Copy out the complete listing, word for word.

(AVAILABLE DATA)
◆ ◆ ◆ ◆ ◆
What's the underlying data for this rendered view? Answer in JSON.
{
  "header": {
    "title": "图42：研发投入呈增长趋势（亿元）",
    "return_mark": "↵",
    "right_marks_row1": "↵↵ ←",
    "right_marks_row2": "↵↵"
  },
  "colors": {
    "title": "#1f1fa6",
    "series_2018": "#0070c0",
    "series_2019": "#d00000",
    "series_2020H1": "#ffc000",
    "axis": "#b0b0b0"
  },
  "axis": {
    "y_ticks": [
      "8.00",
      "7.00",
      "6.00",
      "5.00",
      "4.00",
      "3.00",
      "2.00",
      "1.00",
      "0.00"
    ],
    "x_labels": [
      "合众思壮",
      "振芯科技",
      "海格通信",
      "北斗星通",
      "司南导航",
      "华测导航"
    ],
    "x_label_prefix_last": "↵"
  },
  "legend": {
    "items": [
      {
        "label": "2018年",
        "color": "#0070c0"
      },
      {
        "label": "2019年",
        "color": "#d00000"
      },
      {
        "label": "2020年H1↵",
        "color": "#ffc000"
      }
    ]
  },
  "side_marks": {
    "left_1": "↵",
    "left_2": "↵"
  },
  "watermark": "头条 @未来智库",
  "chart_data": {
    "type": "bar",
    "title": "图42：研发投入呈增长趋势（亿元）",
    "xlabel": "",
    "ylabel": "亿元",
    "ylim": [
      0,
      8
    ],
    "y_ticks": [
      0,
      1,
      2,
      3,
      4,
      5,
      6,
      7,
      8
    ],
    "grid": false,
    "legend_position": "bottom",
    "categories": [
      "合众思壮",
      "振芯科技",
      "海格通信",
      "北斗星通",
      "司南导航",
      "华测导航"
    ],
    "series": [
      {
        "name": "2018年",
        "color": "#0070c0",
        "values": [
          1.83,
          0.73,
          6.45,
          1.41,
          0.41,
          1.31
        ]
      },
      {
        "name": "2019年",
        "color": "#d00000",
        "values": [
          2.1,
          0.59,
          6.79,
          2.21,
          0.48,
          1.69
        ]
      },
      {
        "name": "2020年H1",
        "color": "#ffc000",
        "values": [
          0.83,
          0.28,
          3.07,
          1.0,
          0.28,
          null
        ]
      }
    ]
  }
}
◆ ◆ ◆ ◆ ◆
(OUTPUT)
What's the underlying data for this rendered view? Answer in JSON.
{
  "header": {
    "title": "图42：研发投入呈增长趋势（亿元）",
    "return_mark": "↵",
    "right_marks_row1": "↵↵ ←",
    "right_marks_row2": "↵↵"
  },
  "colors": {
    "title": "#1f1fa6",
    "series_2018": "#0070c0",
    "series_2019": "#d00000",
    "series_2020H1": "#ffc000",
    "axis": "#b0b0b0"
  },
  "axis": {
    "y_ticks": [
      "8.00",
      "7.00",
      "6.00",
      "5.00",
      "4.00",
      "3.00",
      "2.00",
      "1.00",
      "0.00"
    ],
    "x_labels": [
      "合众思壮",
      "振芯科技",
      "海格通信",
      "北斗星通",
      "司南导航",
      "华测导航"
    ],
    "x_label_prefix_last": "↵"
  },
  "legend": {
    "items": [
      {
        "label": "2018年",
        "color": "#0070c0"
      },
      {
        "label": "2019年",
        "color": "#d00000"
      },
      {
        "label": "2020年H1↵",
        "color": "#ffc000"
      }
    ]
  },
  "side_marks": {
    "left_1": "↵",
    "left_2": "↵"
  },
  "watermark": "头条 @未来智库",
  "chart_data": {
    "type": "bar",
    "title": "图42：研发投入呈增长趋势（亿元）",
    "xlabel": "",
    "ylabel": "亿元",
    "ylim": [
      0,
      8
    ],
    "y_ticks": [
      0,
      1,
      2,
      3,
      4,
      5,
      6,
      7,
      8
    ],
    "grid": false,
    "legend_position": "bottom",
    "categories": [
      "合众思壮",
      "振芯科技",
      "海格通信",
      "北斗星通",
      "司南导航",
      "华测导航"
    ],
    "series": [
      {
        "name": "2018年",
        "color": "#0070c0",
        "values": [
          1.83,
          0.73,
          6.45,
          1.41,
          0.41,
          1.31
        ]
      },
      {
        "name": "2019年",
        "color": "#d00000",
        "values": [
          2.1,
          0.59,
          6.79,
          2.21,
          0.48,
          1.69
        ]
      },
      {
        "name": "2020年H1",
        "color": "#ffc000",
        "values": [
          0.83,
          0.28,
          3.07,
          1.0,
          0.28,
          null
        ]
      }
    ]
  }
}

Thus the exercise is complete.